**Work instructions:** Go through the entries one line at a time, and gather every line that has the word "text".

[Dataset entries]
+ + + + +

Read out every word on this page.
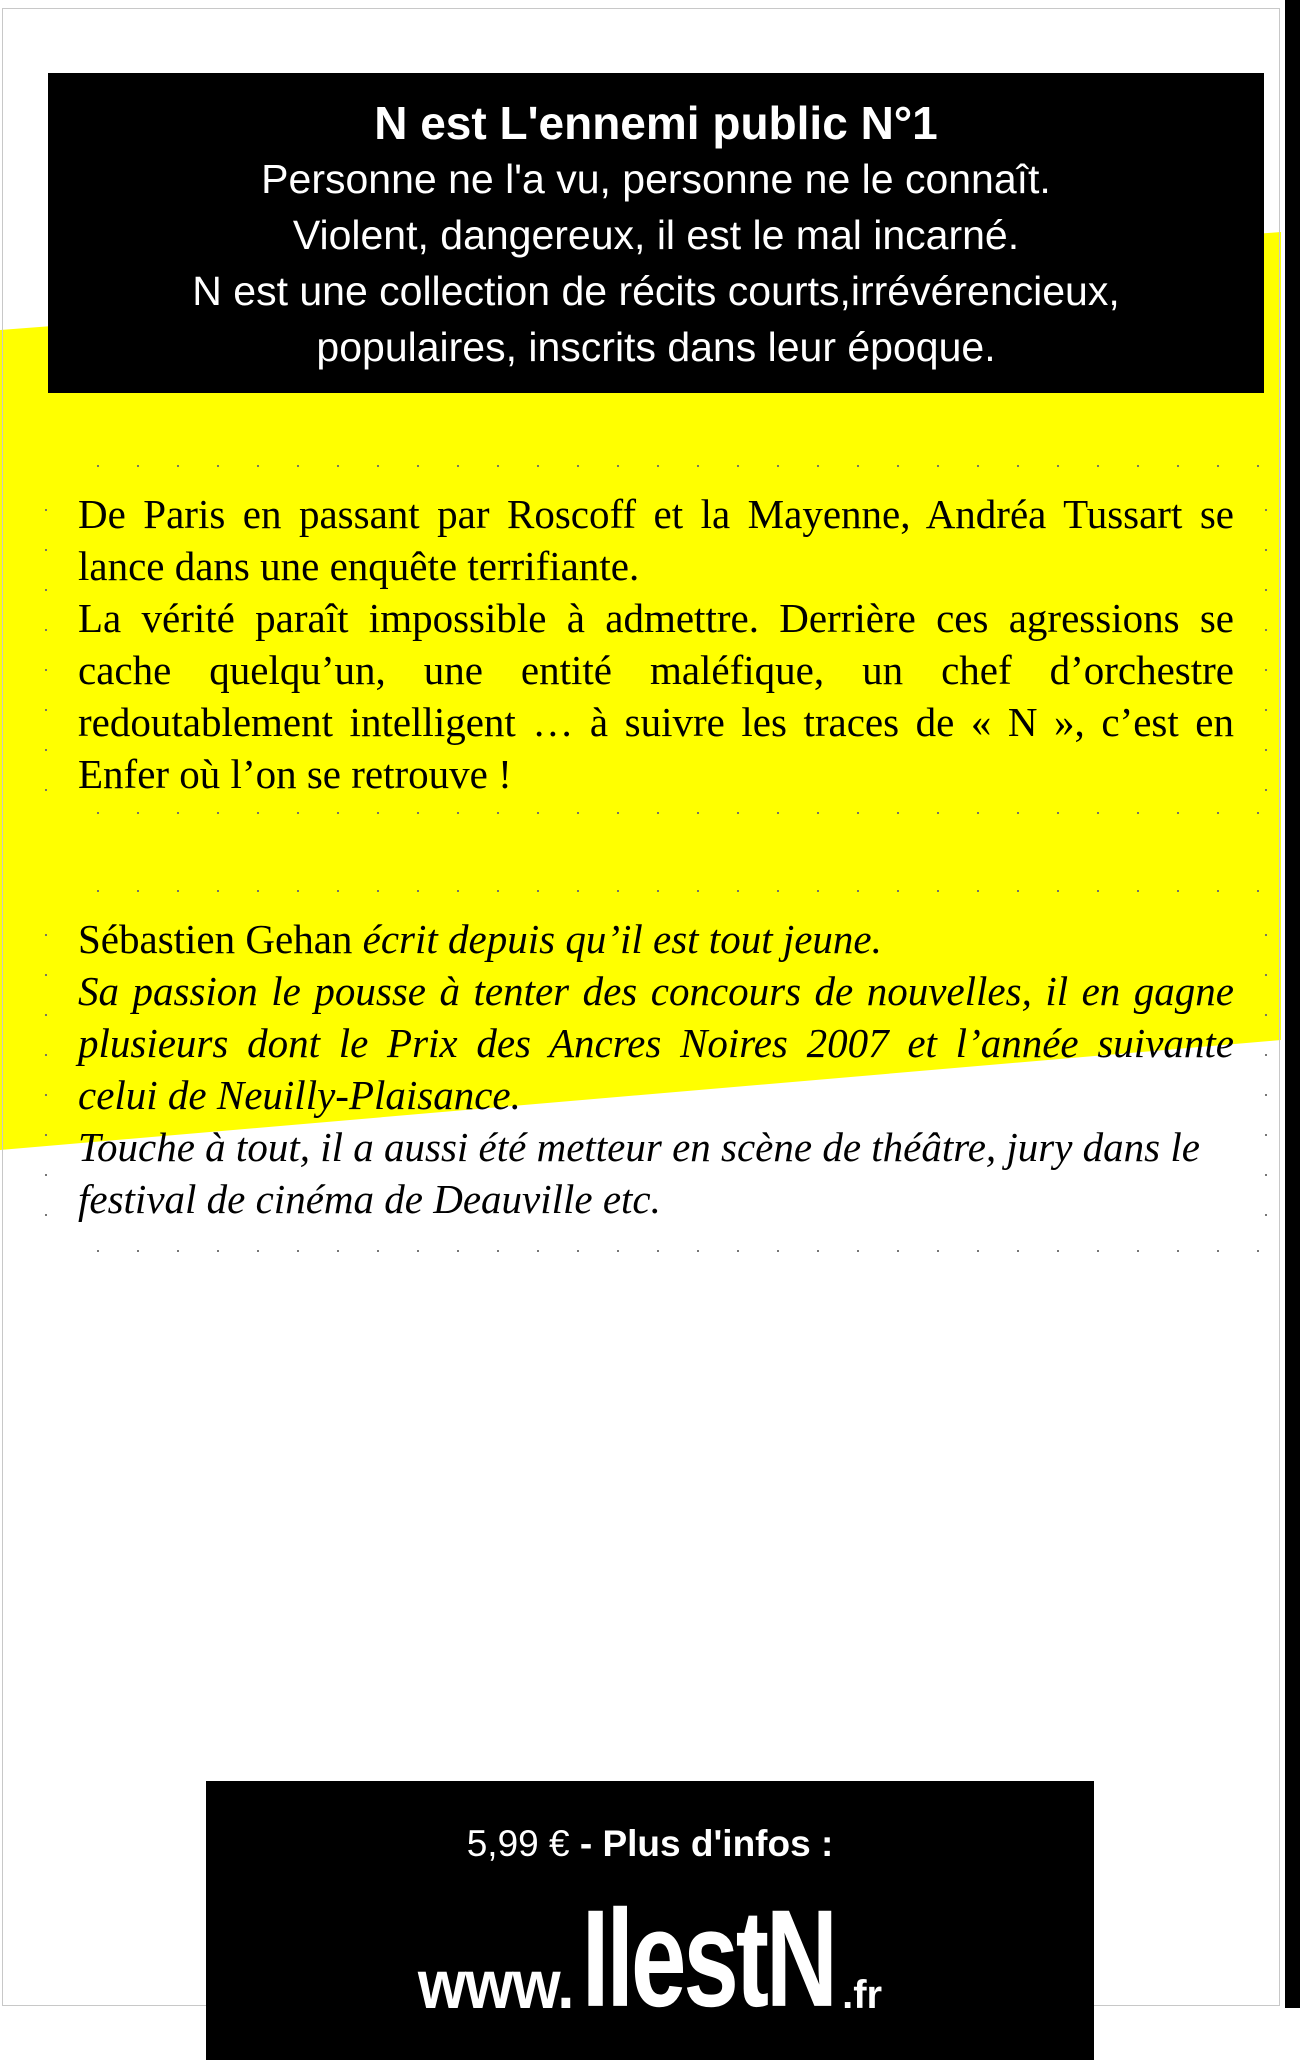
N est L'ennemi public N°1
Personne ne l'a vu, personne ne le connaît.
Violent, dangereux, il est le mal incarné.
N est une collection de récits courts,irrévérencieux,
populaires, inscrits dans leur époque.

De Paris en passant par Roscoff et la Mayenne, Andréa Tussart se lance dans une enquête terrifiante.

La vérité paraît impossible à admettre. Derrière ces agressions se cache quelqu’un, une entité maléfique, un chef d’orchestre redoutablement intelligent … à suivre les traces de « N », c’est en Enfer où l’on se retrouve !

Sébastien Gehan écrit depuis qu’il est tout jeune.

Sa passion le pousse à tenter des concours de nouvelles, il en gagne plusieurs dont le Prix des Ancres Noires 2007 et l’année suivante celui de Neuilly-Plaisance.

Touche à tout, il a aussi été metteur en scène de théâtre, jury dans le festival de cinéma de Deauville etc.

5,99 € - Plus d'infos :
www. IlestN .fr
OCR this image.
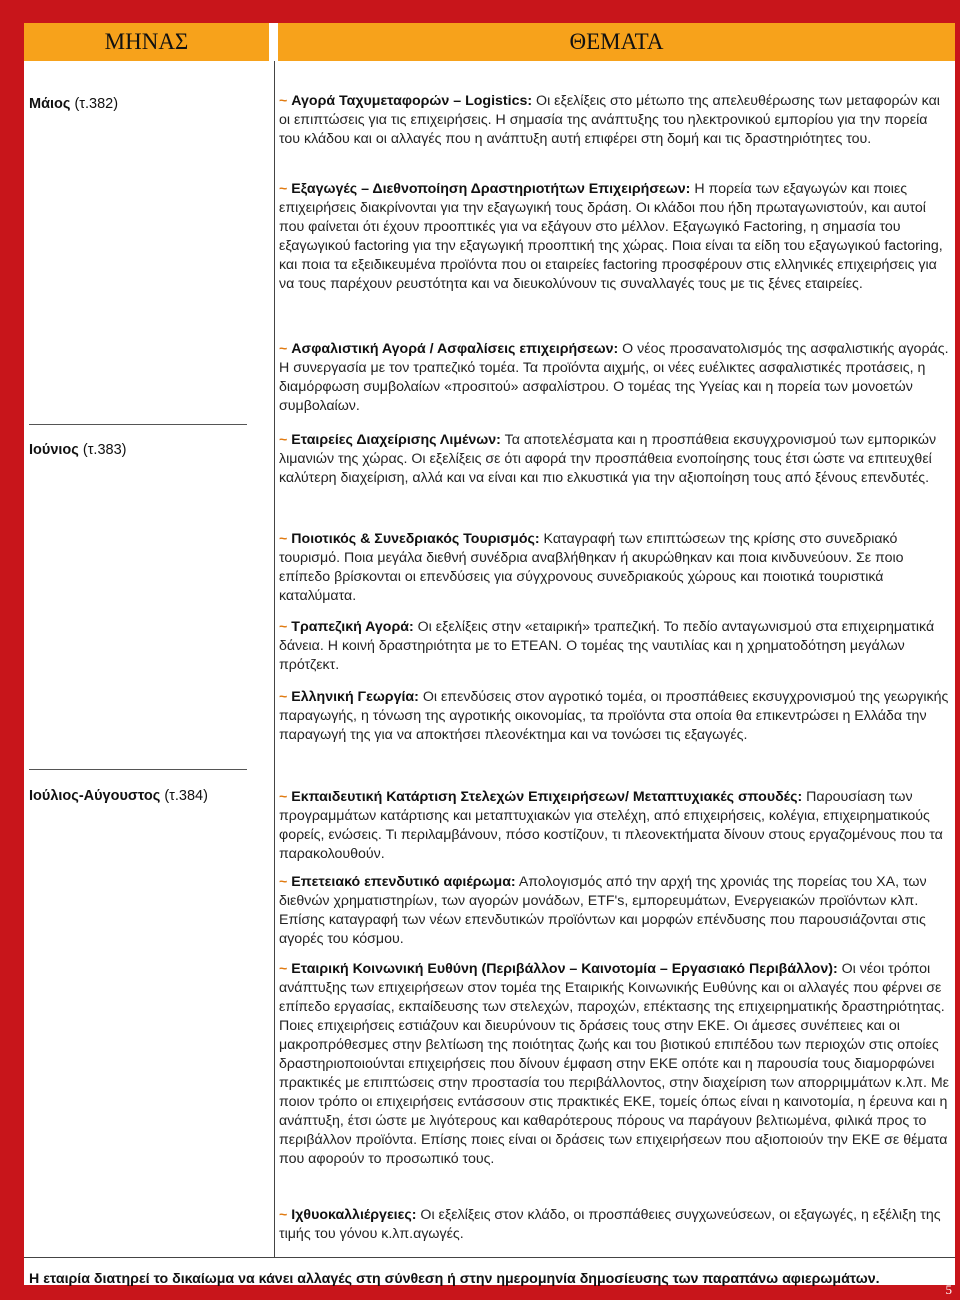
ΜΗΝΑΣ	ΘΕΜΑΤΑ

Μάιος (τ.382)

Ιούνιος (τ.383)

Ιούλιος-Αύγουστος (τ.384)

~ Αγορά Ταχυμεταφορών – Logistics: Οι εξελίξεις στο μέτωπο της απελευθέρωσης των μεταφορών και οι επιπτώσεις για τις επιχειρήσεις. Η σημασία της ανάπτυξης του ηλεκτρονικού εμπορίου για την πορεία του κλάδου και οι αλλαγές που η ανάπτυξη αυτή επιφέρει στη δομή και τις δραστηριότητες του.

~ Εξαγωγές – Διεθνοποίηση Δραστηριοτήτων Επιχειρήσεων: Η πορεία των εξαγωγών και ποιες επιχειρήσεις διακρίνονται για την εξαγωγική τους δράση. Οι κλάδοι που ήδη πρωταγωνιστούν, και αυτοί που φαίνεται ότι έχουν προοπτικές για να εξάγουν στο μέλλον. Εξαγωγικό Factoring, η σημασία του εξαγωγικού factoring για την εξαγωγική προοπτική της χώρας. Ποια είναι τα είδη του εξαγωγικού factoring, και ποια τα εξειδικευμένα προϊόντα που οι εταιρείες factoring προσφέρουν στις ελληνικές επιχειρήσεις για να τους παρέχουν ρευστότητα και να διευκολύνουν τις συναλλαγές τους με τις ξένες εταιρείες.

~ Ασφαλιστική Αγορά / Ασφαλίσεις επιχειρήσεων: Ο νέος προσανατολισμός της ασφαλιστικής αγοράς. Η συνεργασία με τον τραπεζικό τομέα. Τα προϊόντα αιχμής, οι νέες ευέλικτες ασφαλιστικές προτάσεις, η διαμόρφωση συμβολαίων «προσιτού» ασφαλίστρου. Ο τομέας της Υγείας και η πορεία των μονοετών συμβολαίων.

~ Εταιρείες Διαχείρισης Λιμένων: Τα αποτελέσματα και η προσπάθεια εκσυγχρονισμού των εμπορικών λιμανιών της χώρας. Οι εξελίξεις σε ότι αφορά την προσπάθεια ενοποίησης τους έτσι ώστε να επιτευχθεί καλύτερη διαχείριση, αλλά και να είναι και πιο ελκυστικά για την αξιοποίηση τους από ξένους επενδυτές.

~ Ποιοτικός & Συνεδριακός Τουρισμός: Καταγραφή των επιπτώσεων της κρίσης στο συνεδριακό τουρισμό. Ποια μεγάλα διεθνή συνέδρια αναβλήθηκαν ή ακυρώθηκαν και ποια κινδυνεύουν. Σε ποιο επίπεδο βρίσκονται οι επενδύσεις για σύγχρονους συνεδριακούς χώρους και ποιοτικά τουριστικά καταλύματα.

~ Τραπεζική Αγορά: Οι εξελίξεις στην «εταιρική» τραπεζική. Το πεδίο ανταγωνισμού στα επιχειρηματικά δάνεια. Η κοινή δραστηριότητα με το ΕΤΕΑΝ. Ο τομέας της ναυτιλίας και η χρηματοδότηση μεγάλων πρότζεκτ.

~ Ελληνική Γεωργία: Οι επενδύσεις στον αγροτικό τομέα, οι προσπάθειες εκσυγχρονισμού της γεωργικής παραγωγής, η τόνωση της αγροτικής οικονομίας, τα προϊόντα στα οποία θα επικεντρώσει η Ελλάδα την παραγωγή της για να αποκτήσει πλεονέκτημα και να τονώσει τις εξαγωγές.

~ Εκπαιδευτική Κατάρτιση Στελεχών Επιχειρήσεων/ Μεταπτυχιακές σπουδές: Παρουσίαση των προγραμμάτων κατάρτισης και μεταπτυχιακών για στελέχη, από επιχειρήσεις, κολέγια, επιχειρηματικούς φορείς, ενώσεις. Τι περιλαμβάνουν, πόσο κοστίζουν, τι πλεονεκτήματα δίνουν στους εργαζομένους που τα παρακολουθούν.

~ Επετειακό επενδυτικό αφιέρωμα: Απολογισμός από την αρχή της χρονιάς της πορείας του ΧΑ, των διεθνών χρηματιστηρίων, των αγορών μονάδων, ETF's, εμπορευμάτων, Ενεργειακών προϊόντων κλπ. Επίσης καταγραφή των νέων επενδυτικών προϊόντων και μορφών επένδυσης που παρουσιάζονται στις αγορές του κόσμου.

~ Εταιρική Κοινωνική Ευθύνη (Περιβάλλον – Καινοτομία – Εργασιακό Περιβάλλον): Οι νέοι τρόποι ανάπτυξης των επιχειρήσεων στον τομέα της Εταιρικής Κοινωνικής Ευθύνης και οι αλλαγές που φέρνει σε επίπεδο εργασίας, εκπαίδευσης των στελεχών, παροχών, επέκτασης της επιχειρηματικής δραστηριότητας. Ποιες επιχειρήσεις εστιάζουν και διευρύνουν τις δράσεις τους στην ΕΚΕ. Οι άμεσες συνέπειες και οι μακροπρόθεσμες στην βελτίωση της ποιότητας ζωής και του βιοτικού επιπέδου των περιοχών στις οποίες δραστηριοποιούνται επιχειρήσεις που δίνουν έμφαση στην ΕΚΕ οπότε και η παρουσία τους διαμορφώνει πρακτικές με επιπτώσεις στην προστασία του περιβάλλοντος, στην διαχείριση των απορριμμάτων κ.λπ. Με ποιον τρόπο οι επιχειρήσεις εντάσσουν στις πρακτικές ΕΚΕ, τομείς όπως είναι η καινοτομία, η έρευνα και η ανάπτυξη, έτσι ώστε με λιγότερους και καθαρότερους πόρους να παράγουν βελτιωμένα, φιλικά προς το περιβάλλον προϊόντα. Επίσης ποιες είναι οι δράσεις των επιχειρήσεων που αξιοποιούν την ΕΚΕ σε θέματα που αφορούν το προσωπικό τους.

~ Ιχθυοκαλλιέργειες: Οι εξελίξεις στον κλάδο, οι προσπάθειες συγχωνεύσεων, οι εξαγωγές, η εξέλιξη της τιμής του γόνου κ.λπ.αγωγές.

Η εταιρία διατηρεί το δικαίωμα να κάνει αλλαγές στη σύνθεση ή στην ημερομηνία δημοσίευσης των παραπάνω αφιερωμάτων.

5
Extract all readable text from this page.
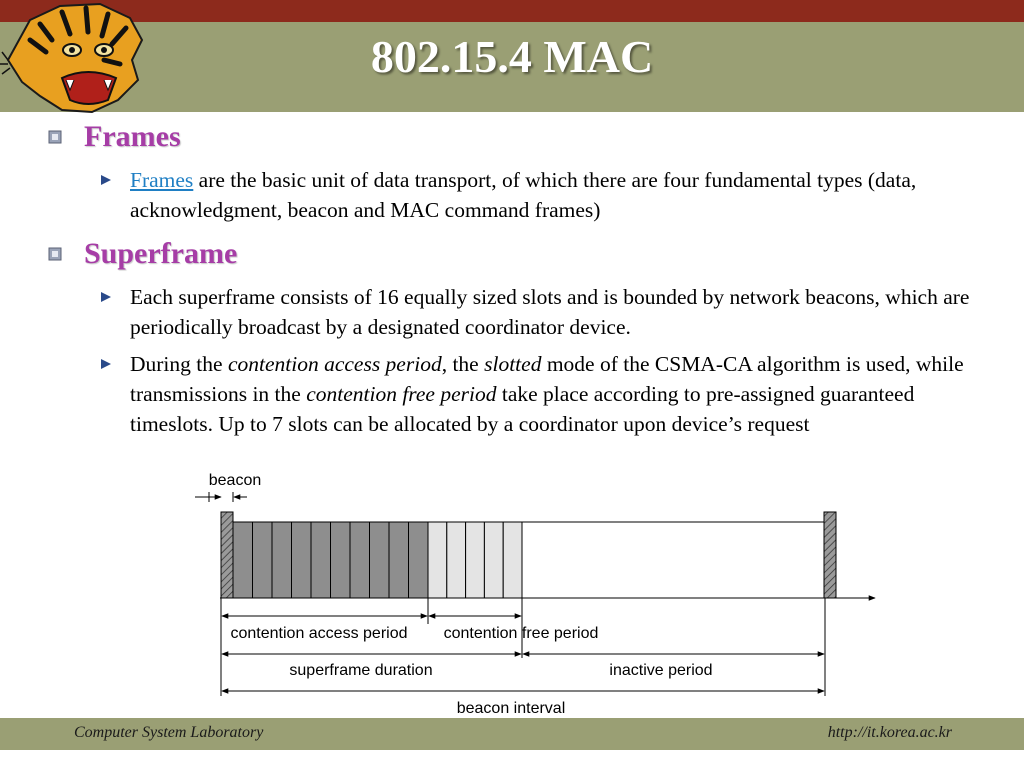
802.15.4 MAC
Frames
Frames are the basic unit of data transport, of which there are four fundamental types (data, acknowledgment, beacon and MAC command frames)
Superframe
Each superframe consists of 16 equally sized slots and is bounded by network beacons, which are periodically broadcast by a designated coordinator device.
During the contention access period, the slotted mode of the CSMA-CA algorithm is used, while transmissions in the contention free period take place according to pre-assigned guaranteed timeslots. Up to 7 slots can be allocated by a coordinator upon device’s request
beacon
contention access period contention free period
superframe duration	inactive period
beacon interval
Computer System Laboratory	http://it.korea.ac.kr
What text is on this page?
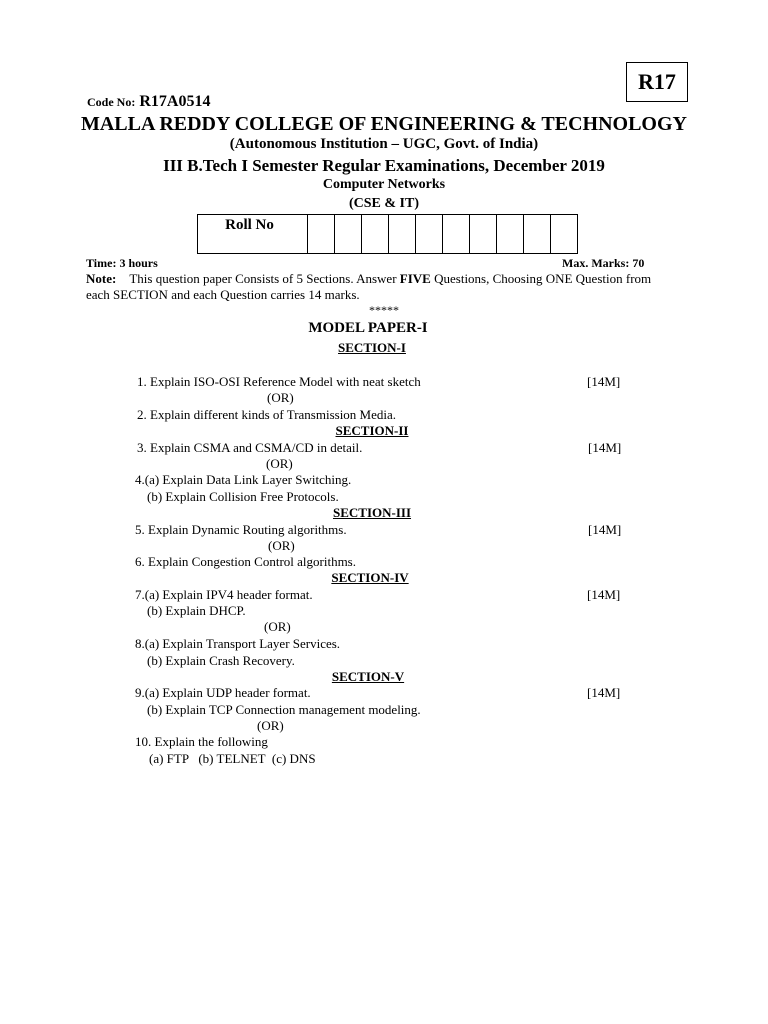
R17
Code No: R17A0514
MALLA REDDY COLLEGE OF ENGINEERING & TECHNOLOGY
(Autonomous Institution – UGC, Govt. of India)
III B.Tech I Semester Regular Examinations, December 2019
Computer Networks
(CSE & IT)
Roll No										
Time: 3 hours	Max. Marks: 70
Note: This question paper Consists of 5 Sections. Answer FIVE Questions, Choosing ONE Question from
each SECTION and each Question carries 14 marks.
*****
MODEL PAPER-I
SECTION-I
1. Explain ISO-OSI Reference Model with neat sketch	[14M]
(OR)
2. Explain different kinds of Transmission Media.
SECTION-II
3. Explain CSMA and CSMA/CD in detail.	[14M]
(OR)
4.(a) Explain Data Link Layer Switching.
(b) Explain Collision Free Protocols.
SECTION-III
5. Explain Dynamic Routing algorithms.	[14M]
(OR)
6. Explain Congestion Control algorithms.
SECTION-IV
7.(a) Explain IPV4 header format.	[14M]
(b) Explain DHCP.
(OR)
8.(a) Explain Transport Layer Services.
(b) Explain Crash Recovery.
SECTION-V
9.(a) Explain UDP header format.	[14M]
(b) Explain TCP Connection management modeling.
(OR)
10. Explain the following
(a) FTP   (b) TELNET  (c) DNS
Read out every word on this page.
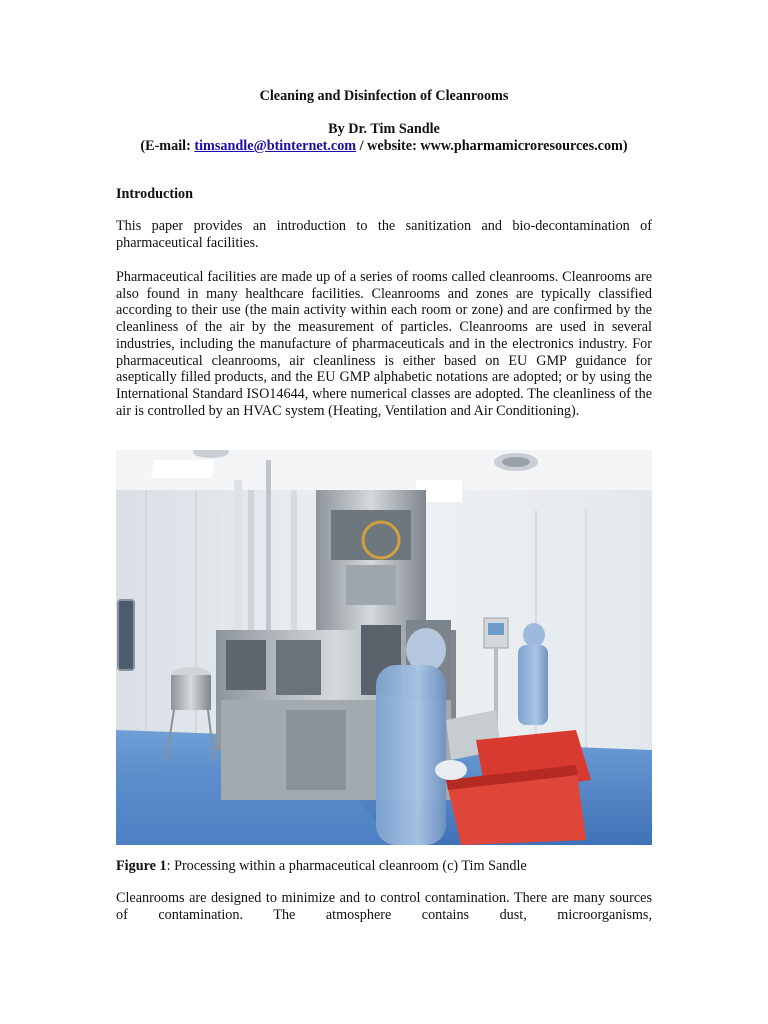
Cleaning and Disinfection of Cleanrooms
By Dr. Tim Sandle
(E-mail: timsandle@btinternet.com / website: www.pharmamicroresources.com)
Introduction

This paper provides an introduction to the sanitization and bio-decontamination of pharmaceutical facilities.

Pharmaceutical facilities are made up of a series of rooms called cleanrooms. Cleanrooms are also found in many healthcare facilities. Cleanrooms and zones are typically classified according to their use (the main activity within each room or zone) and are confirmed by the cleanliness of the air by the measurement of particles. Cleanrooms are used in several industries, including the manufacture of pharmaceuticals and in the electronics industry. For pharmaceutical cleanrooms, air cleanliness is either based on EU GMP guidance for aseptically filled products, and the EU GMP alphabetic notations are adopted; or by using the International Standard ISO14644, where numerical classes are adopted. The cleanliness of the air is controlled by an HVAC system (Heating, Ventilation and Air Conditioning).

Figure 1: Processing within a pharmaceutical cleanroom (c) Tim Sandle

Cleanrooms are designed to minimize and to control contamination. There are many sources of contamination. The atmosphere contains dust, microorganisms,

+ + + + +

**Problem solution:**
Extract all readable text from this page.
What text is on this page?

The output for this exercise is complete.